### READING TEXT

Only 792 Internet users were surveyed, and yet 21% have had an account compromised (and come to think of it, that happened to me with Twitter); 11% have had personal information stolen – and some other frightening figures.
“Growing numbers of internet users (50%) say they are worried about the amount of personal information about them that is online” – users – all of us – are going to demand more protection.
It’s good to step back from our daily lives on the Internet to see a bigger picture. This article by Marisa Wong directs us to three presentations containing facts and figures that document the dramatic change to commerce and our lives due to the Internet.
Mary Meeker’s State of the Internet: Good, Bad or Somewhere In-Between? (Slideshare, May 29)

[Structured page parsing data]
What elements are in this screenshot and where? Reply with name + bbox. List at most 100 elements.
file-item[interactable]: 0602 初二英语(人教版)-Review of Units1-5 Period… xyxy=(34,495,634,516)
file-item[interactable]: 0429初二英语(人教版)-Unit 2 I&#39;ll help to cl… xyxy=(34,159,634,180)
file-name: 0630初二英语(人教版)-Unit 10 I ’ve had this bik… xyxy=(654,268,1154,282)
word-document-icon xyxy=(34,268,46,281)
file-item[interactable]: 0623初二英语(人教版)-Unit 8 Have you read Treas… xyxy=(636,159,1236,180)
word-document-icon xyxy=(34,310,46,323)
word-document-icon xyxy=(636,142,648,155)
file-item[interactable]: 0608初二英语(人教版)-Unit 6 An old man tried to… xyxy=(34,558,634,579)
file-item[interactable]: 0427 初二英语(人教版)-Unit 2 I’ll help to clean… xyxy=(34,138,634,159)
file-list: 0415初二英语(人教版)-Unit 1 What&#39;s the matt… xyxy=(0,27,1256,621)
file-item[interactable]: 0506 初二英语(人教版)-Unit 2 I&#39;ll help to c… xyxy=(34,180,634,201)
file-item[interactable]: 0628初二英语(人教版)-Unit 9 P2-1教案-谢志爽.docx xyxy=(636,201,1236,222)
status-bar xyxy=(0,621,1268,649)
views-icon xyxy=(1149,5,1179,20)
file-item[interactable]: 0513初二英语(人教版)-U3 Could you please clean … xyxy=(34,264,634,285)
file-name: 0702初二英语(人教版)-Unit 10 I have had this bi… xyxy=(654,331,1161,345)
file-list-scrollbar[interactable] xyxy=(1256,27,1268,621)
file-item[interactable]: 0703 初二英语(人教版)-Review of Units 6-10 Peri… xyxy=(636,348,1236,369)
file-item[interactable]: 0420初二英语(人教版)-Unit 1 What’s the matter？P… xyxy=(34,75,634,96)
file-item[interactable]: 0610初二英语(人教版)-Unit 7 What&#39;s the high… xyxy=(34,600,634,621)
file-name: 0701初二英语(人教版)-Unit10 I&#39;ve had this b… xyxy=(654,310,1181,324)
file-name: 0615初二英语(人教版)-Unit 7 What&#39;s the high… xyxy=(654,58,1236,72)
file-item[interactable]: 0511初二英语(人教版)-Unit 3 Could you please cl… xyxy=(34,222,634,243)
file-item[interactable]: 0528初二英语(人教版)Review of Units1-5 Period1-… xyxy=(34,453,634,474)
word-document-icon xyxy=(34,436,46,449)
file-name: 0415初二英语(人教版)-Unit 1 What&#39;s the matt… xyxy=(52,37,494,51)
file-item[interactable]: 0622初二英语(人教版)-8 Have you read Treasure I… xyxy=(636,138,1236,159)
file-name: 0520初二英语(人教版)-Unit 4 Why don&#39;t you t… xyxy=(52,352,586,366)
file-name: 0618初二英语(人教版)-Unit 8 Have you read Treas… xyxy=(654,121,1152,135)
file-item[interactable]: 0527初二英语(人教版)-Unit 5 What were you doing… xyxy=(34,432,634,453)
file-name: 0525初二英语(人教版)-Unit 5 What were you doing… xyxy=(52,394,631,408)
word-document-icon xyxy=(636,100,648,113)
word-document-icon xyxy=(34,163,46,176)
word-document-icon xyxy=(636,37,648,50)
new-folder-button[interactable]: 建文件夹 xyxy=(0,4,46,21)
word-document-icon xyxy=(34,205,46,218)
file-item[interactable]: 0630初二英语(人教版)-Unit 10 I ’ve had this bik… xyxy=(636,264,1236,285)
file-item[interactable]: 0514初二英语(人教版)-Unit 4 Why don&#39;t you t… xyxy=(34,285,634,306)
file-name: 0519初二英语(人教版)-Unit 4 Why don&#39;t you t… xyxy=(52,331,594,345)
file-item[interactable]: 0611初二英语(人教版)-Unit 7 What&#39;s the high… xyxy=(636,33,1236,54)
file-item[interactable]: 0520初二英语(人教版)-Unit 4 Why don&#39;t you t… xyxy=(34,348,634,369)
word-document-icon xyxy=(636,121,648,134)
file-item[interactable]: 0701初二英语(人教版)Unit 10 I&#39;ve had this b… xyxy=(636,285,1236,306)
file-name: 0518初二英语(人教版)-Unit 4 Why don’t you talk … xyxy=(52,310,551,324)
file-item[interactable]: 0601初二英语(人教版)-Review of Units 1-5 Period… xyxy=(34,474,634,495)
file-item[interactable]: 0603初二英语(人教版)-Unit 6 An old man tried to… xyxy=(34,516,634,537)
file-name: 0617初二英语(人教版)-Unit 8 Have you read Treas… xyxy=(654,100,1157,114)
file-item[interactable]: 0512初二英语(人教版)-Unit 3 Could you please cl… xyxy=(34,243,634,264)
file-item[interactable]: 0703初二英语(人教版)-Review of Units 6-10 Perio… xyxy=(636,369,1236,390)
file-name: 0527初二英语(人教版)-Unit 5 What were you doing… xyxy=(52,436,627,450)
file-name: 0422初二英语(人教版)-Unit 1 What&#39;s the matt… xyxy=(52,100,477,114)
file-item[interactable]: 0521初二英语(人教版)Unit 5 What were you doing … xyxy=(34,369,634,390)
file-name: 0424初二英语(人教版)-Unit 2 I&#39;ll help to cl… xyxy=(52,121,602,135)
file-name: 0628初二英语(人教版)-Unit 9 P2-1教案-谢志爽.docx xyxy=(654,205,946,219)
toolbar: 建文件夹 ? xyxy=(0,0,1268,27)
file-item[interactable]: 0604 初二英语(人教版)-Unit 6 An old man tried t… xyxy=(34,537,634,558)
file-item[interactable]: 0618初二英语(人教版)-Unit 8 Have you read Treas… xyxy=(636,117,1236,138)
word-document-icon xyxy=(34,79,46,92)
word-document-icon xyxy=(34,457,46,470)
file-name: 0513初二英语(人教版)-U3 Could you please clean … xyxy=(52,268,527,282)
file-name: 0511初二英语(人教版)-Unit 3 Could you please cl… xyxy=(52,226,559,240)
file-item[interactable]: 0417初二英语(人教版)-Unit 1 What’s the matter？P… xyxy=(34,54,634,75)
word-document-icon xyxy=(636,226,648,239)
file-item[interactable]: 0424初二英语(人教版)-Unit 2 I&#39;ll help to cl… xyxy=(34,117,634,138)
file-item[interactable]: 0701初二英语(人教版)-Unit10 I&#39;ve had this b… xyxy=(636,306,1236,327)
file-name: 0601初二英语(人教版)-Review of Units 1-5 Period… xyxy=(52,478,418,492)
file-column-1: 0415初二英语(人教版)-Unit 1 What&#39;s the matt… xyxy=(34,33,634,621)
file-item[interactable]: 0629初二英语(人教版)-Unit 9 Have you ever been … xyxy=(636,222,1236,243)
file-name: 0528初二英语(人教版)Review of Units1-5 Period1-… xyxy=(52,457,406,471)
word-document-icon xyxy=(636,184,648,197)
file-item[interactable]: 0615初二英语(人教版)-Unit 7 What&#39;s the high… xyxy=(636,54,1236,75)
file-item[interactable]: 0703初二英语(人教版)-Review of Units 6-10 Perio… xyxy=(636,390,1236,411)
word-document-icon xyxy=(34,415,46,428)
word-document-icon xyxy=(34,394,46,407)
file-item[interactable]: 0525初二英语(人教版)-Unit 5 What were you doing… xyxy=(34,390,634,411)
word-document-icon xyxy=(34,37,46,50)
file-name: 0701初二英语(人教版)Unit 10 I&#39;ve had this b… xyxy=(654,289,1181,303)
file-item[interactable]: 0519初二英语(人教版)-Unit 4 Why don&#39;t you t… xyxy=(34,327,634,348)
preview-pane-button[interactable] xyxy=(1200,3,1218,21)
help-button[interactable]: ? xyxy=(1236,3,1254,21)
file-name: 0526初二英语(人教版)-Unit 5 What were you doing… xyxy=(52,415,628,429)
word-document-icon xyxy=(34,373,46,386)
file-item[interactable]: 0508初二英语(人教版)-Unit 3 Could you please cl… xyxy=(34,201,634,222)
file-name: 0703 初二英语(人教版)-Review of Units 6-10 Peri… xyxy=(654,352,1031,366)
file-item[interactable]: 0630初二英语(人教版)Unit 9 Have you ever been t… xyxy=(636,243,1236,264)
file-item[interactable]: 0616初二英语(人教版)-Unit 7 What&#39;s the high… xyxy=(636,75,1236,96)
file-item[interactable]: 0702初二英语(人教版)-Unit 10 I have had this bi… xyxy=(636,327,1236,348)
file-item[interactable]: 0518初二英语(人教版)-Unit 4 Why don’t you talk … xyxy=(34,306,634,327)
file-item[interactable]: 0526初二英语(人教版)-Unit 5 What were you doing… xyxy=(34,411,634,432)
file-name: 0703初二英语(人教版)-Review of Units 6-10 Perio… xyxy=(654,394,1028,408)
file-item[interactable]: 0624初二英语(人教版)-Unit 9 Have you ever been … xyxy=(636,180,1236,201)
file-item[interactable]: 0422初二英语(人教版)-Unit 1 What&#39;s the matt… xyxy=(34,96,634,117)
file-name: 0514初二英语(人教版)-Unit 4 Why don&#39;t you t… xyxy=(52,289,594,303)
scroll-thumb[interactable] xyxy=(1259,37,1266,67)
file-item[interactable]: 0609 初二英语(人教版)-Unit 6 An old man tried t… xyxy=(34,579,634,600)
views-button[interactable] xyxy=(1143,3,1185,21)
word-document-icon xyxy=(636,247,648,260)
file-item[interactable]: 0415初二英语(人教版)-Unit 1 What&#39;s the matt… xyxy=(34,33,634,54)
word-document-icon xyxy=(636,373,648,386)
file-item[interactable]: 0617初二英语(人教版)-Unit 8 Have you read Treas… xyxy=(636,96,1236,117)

### TASK REQUIREMENTS
1 > Update the internet privacy passage, everything from "Only 792 Internet" down to "demand more protection.", so that "compromised" reads "hacked" instead.
2 > Take the passage on Internet users and online change further, picking up right after its final line.

### SOLVED TASKS
1 >
Only 792 Internet users were surveyed, and yet 21% have had an account hacked (and come to think of it, that happened to me with Twitter); 11% have had personal information stolen – and some other frightening figures.
“Growing numbers of internet users (50%) say they are worried about the amount of personal information about them that is online” – users – all of us – are going to demand more protection.

2 >
Mary Meeker’s slide show on Internet Trends (May 29) has a lot to do with devices, Internet traffic, and commercial use. There is continuing rapid growth in users outside of the United States, and tsunami level increases in content – photos, video, sharing. Google reigns as most used property, and Facebook as most used social media. Mobile is 15% of Internet traffic and projected to be 30% in 2014. Several are using Internet delivery to re-imagine their services.
Mitch Joel delivers some shocking facts, among them –.
- Fact: “Google’s advertising revenue is bigger than that of the entire US print industry.”
- Fact: “74% of businesses don’t have a plan to stay competitive in the new mobile world.”
Is your business or association re-imagining business in a mobile world?
Canadians love their Facebook. One third check social media places daily – Twitter, Facebook, Linkedin.
One-third of Canadians don’t go a day without checking social media: survey, Michael Oliviera, CP via Globe and Mail (Apr 30)
“About 63 per cent of social media users said they read Facebook posts, tweets and/or LinkedIn updates every single day.
Facebook remains far and away the most popular social network. About 63 per cent of Internet users and 93 per cent of social media users said they’re on Facebook.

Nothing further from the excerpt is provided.